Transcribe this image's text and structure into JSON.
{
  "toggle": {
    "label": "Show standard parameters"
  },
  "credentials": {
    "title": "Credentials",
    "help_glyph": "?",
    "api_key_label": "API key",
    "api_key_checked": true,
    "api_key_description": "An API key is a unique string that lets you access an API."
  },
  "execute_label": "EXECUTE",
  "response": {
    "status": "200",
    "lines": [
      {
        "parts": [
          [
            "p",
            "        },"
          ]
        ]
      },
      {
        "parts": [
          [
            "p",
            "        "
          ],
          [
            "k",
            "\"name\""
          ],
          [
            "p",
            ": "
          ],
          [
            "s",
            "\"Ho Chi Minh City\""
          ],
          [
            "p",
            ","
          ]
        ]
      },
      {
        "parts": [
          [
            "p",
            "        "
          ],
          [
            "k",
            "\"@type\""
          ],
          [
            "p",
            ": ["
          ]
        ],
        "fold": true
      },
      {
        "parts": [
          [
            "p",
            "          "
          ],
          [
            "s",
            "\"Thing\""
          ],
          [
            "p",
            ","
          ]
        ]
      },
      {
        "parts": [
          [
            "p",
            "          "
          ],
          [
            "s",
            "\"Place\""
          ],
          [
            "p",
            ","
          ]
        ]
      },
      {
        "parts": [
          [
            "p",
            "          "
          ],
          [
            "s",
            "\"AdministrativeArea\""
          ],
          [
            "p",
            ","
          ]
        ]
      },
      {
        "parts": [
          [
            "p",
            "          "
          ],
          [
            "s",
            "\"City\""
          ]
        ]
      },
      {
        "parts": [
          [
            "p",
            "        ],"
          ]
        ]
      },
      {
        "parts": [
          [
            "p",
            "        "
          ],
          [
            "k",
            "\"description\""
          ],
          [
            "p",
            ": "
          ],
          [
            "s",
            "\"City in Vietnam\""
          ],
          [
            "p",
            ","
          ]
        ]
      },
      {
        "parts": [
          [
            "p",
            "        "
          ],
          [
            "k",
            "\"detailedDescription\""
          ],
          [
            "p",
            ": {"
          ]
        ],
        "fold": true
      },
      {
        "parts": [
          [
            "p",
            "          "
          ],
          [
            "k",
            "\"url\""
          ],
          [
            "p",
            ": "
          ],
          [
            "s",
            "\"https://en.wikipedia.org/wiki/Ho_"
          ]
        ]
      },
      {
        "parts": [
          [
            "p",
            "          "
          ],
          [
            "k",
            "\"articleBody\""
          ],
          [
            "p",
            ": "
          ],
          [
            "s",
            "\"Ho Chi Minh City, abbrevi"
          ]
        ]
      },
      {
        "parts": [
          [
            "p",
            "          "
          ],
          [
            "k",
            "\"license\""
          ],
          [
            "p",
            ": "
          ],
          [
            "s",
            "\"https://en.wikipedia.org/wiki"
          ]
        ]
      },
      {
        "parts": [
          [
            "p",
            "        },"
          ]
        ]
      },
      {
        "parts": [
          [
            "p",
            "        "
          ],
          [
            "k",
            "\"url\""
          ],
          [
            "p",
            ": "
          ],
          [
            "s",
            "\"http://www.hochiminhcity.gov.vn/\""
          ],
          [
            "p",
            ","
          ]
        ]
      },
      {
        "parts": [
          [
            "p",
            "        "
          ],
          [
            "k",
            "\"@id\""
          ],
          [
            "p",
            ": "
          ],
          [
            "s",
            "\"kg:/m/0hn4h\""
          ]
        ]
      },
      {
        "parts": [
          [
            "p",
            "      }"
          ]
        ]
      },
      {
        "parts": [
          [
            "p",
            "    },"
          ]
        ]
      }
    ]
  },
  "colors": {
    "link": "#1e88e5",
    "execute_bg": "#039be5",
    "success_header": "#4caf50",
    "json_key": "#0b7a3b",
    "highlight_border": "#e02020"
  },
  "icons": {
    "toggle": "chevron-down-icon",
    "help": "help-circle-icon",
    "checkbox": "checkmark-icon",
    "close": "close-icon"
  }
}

■ **What you need to do**
Search the listing for the word "wiki". Copy every line in which it occurs.

■ **Full answer**
            "\"https://en.wikipedia.org/wiki/Ho_"
            "\"https://en.wikipedia.org/wiki"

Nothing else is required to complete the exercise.